OBJECTIVE: Filter the listing and keep only the lines with the word "Exhaustion".

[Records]
=-=-=-=-=
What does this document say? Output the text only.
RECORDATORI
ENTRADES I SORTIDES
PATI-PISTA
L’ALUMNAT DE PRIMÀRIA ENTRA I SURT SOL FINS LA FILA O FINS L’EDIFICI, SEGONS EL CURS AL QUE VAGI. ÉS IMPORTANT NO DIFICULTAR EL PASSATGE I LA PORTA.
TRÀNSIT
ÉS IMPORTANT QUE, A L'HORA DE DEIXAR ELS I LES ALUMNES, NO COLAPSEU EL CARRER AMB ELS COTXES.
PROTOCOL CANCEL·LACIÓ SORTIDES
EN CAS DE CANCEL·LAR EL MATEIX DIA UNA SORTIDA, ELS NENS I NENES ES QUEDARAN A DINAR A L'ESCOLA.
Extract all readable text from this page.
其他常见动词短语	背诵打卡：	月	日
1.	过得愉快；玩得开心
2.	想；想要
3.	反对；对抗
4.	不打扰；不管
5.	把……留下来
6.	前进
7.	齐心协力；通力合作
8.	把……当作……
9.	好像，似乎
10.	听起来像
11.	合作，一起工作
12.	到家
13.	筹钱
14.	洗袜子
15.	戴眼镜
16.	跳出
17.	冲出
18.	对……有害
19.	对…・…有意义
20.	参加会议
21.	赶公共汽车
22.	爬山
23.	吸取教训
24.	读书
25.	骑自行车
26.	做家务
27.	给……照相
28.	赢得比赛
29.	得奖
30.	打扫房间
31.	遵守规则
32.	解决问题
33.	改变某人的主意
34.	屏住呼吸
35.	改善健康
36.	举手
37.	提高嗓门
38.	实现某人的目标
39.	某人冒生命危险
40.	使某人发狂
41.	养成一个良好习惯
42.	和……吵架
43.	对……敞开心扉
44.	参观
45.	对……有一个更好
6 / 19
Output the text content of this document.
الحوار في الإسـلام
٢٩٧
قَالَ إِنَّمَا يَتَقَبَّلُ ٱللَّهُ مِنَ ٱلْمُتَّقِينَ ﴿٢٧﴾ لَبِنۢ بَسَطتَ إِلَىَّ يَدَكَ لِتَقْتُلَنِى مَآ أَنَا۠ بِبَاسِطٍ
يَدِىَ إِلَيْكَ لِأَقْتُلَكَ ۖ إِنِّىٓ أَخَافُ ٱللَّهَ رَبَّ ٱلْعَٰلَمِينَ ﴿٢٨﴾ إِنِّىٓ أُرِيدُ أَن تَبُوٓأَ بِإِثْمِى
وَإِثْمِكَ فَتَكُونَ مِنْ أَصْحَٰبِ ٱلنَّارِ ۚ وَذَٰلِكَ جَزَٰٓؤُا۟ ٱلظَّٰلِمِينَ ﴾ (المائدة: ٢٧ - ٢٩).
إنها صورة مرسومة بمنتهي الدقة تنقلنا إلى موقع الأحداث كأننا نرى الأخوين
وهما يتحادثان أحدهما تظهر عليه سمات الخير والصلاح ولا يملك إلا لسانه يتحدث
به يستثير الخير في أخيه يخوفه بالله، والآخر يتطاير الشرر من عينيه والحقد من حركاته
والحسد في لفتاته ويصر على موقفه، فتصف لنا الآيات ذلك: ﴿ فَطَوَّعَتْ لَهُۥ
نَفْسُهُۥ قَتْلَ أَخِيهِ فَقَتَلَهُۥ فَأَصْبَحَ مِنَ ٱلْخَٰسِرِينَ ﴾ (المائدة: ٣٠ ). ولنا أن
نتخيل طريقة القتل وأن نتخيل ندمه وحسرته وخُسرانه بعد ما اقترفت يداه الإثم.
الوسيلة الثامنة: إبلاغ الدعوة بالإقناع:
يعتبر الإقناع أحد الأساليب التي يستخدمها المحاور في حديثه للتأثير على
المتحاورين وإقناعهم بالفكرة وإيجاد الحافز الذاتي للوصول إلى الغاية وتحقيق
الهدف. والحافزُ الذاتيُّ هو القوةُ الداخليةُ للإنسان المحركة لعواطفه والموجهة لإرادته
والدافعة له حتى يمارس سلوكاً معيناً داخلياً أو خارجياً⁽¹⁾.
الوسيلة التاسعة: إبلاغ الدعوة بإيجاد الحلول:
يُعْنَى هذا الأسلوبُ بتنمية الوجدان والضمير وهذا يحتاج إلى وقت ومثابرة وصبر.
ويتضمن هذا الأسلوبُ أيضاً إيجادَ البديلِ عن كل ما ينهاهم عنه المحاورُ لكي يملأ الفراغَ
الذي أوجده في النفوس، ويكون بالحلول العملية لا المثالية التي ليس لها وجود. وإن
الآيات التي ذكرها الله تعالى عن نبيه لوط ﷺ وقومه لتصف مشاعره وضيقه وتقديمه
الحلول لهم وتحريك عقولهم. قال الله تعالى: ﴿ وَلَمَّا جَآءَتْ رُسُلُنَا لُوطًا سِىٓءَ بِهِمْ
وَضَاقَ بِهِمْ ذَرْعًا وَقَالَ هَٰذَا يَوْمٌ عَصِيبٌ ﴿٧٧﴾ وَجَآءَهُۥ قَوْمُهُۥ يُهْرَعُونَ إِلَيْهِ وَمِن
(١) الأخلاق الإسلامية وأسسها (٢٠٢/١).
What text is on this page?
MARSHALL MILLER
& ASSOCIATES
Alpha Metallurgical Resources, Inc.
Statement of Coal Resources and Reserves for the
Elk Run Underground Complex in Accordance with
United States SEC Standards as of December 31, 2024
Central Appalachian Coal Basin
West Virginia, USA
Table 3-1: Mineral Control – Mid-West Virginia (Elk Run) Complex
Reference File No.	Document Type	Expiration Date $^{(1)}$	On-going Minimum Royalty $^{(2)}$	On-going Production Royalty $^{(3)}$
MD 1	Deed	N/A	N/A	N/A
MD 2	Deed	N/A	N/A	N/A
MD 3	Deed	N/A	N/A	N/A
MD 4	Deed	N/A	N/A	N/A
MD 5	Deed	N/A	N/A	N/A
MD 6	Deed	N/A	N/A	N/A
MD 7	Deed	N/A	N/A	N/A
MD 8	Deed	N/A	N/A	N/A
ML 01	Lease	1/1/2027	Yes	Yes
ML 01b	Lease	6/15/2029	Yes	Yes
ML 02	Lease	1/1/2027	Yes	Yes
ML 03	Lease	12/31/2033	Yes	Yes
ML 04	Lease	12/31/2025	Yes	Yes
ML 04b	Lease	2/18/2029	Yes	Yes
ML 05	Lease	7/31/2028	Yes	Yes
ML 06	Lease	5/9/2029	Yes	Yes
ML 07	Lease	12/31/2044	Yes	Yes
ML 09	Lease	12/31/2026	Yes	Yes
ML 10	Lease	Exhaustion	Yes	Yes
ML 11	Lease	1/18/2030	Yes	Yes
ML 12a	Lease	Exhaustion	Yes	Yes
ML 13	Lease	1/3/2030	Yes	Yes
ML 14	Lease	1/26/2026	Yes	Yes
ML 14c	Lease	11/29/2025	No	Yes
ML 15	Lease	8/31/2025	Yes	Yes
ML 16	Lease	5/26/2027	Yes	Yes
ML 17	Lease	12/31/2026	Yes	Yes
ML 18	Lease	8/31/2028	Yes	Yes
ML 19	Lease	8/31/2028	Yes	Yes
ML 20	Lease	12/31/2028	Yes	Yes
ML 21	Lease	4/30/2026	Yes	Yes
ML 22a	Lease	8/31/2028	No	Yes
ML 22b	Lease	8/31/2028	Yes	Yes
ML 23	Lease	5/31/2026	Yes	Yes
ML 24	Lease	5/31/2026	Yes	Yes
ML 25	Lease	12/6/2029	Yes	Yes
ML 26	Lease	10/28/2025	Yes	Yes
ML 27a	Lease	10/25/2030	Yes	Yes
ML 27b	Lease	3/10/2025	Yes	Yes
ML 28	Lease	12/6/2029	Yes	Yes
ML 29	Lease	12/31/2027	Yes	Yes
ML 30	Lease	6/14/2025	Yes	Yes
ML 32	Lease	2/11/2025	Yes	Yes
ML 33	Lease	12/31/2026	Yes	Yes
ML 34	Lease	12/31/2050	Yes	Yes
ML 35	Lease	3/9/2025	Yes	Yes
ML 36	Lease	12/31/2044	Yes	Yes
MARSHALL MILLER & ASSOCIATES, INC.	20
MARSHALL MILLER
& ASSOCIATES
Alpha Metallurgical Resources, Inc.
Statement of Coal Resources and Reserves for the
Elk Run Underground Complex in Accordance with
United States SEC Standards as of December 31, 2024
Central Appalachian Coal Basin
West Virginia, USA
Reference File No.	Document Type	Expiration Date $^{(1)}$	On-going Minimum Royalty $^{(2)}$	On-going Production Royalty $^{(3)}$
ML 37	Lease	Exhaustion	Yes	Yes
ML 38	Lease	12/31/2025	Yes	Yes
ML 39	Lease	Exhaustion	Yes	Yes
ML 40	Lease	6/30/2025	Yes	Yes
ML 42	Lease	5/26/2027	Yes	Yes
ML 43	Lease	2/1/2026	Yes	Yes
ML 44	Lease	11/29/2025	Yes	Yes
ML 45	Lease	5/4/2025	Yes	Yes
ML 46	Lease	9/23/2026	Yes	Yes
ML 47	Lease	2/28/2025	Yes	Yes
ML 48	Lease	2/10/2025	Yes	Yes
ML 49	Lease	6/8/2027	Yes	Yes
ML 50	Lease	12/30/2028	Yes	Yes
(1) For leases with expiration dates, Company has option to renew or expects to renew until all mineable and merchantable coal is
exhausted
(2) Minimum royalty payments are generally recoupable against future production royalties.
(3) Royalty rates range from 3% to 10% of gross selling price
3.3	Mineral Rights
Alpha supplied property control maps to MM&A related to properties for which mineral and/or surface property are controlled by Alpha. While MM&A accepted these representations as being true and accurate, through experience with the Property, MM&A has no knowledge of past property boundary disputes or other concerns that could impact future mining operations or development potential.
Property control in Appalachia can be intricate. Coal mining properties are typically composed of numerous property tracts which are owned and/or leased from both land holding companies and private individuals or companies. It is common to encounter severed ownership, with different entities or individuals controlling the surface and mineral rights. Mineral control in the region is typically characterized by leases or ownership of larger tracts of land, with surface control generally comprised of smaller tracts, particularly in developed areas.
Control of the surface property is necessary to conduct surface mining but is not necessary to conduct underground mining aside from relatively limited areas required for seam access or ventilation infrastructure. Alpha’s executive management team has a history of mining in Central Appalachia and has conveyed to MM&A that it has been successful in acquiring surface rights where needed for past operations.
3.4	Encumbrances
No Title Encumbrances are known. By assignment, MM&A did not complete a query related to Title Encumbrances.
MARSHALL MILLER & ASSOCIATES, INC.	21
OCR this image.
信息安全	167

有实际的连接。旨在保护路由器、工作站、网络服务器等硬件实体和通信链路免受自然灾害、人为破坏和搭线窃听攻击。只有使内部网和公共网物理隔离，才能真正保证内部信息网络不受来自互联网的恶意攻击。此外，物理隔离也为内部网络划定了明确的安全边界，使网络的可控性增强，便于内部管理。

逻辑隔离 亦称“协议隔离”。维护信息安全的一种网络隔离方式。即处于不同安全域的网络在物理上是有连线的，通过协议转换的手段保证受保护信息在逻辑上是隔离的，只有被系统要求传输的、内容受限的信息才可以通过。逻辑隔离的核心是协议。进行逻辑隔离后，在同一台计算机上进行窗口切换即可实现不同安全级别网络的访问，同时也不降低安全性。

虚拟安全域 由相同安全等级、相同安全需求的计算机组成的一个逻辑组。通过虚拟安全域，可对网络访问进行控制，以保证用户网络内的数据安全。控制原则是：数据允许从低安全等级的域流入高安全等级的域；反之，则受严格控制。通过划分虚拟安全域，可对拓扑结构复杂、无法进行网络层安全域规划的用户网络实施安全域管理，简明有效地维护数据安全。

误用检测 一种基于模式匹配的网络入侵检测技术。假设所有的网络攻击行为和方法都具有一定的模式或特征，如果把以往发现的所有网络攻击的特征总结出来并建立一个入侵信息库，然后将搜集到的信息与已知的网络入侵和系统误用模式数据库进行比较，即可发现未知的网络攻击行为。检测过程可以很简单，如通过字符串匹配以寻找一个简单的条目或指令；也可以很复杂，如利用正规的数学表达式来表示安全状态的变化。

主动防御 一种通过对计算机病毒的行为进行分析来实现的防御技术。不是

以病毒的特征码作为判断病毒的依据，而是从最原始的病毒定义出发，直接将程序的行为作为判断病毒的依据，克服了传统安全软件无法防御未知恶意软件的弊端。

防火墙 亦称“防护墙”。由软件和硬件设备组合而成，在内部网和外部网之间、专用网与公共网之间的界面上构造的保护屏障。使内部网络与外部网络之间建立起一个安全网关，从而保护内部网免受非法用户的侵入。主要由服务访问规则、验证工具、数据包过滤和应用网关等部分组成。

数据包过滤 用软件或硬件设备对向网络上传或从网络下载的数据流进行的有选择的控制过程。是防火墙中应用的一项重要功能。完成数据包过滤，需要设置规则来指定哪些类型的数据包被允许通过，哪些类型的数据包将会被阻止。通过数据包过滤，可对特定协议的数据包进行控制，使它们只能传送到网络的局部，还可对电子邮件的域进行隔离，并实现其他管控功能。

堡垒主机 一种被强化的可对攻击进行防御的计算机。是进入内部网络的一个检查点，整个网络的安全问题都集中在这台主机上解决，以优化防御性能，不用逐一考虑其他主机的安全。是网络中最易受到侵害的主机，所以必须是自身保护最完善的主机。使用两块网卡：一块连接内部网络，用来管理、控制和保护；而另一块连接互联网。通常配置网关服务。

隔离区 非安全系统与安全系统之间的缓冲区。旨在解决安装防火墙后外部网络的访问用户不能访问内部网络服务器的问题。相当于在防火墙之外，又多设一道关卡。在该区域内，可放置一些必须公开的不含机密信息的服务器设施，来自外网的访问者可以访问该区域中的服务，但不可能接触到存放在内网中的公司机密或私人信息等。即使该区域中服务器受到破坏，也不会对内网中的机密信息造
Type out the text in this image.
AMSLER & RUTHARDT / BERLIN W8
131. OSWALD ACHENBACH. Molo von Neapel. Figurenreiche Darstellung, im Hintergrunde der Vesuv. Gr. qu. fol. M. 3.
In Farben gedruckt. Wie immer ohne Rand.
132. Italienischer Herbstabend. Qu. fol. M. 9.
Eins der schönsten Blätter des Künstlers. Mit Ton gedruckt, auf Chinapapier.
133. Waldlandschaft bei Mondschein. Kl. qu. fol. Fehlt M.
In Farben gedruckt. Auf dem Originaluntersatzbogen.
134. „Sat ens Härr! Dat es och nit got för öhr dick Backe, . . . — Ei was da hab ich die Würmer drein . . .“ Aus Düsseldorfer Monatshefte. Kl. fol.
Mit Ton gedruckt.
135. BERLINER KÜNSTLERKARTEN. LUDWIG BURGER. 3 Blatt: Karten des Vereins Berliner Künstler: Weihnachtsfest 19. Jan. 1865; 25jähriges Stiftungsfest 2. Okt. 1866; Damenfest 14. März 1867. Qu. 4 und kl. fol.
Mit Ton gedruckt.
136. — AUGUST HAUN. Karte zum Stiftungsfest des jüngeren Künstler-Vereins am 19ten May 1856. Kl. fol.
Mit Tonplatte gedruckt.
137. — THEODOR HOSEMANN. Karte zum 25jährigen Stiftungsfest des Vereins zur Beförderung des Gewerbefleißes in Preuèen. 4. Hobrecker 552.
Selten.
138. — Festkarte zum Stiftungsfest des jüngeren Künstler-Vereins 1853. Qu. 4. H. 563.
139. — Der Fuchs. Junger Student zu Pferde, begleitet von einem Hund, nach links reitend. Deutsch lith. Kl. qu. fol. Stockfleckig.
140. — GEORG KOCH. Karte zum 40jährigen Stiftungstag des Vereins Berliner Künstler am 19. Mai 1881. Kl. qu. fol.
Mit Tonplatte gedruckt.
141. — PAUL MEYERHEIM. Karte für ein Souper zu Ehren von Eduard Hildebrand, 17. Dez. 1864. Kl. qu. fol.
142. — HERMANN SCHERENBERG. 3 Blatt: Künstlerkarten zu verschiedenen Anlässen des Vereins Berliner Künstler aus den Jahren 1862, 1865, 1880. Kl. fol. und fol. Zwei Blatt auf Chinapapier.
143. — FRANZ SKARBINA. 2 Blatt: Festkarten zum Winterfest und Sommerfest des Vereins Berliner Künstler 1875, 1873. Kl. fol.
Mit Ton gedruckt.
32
=-=-=-=-=
THE COMPLETED TASK:
ML 10	Lease	Exhaustion	Yes	Yes
ML 12a	Lease	Exhaustion	Yes	Yes
ML 37	Lease	Exhaustion	Yes	Yes
ML 39	Lease	Exhaustion	Yes	Yes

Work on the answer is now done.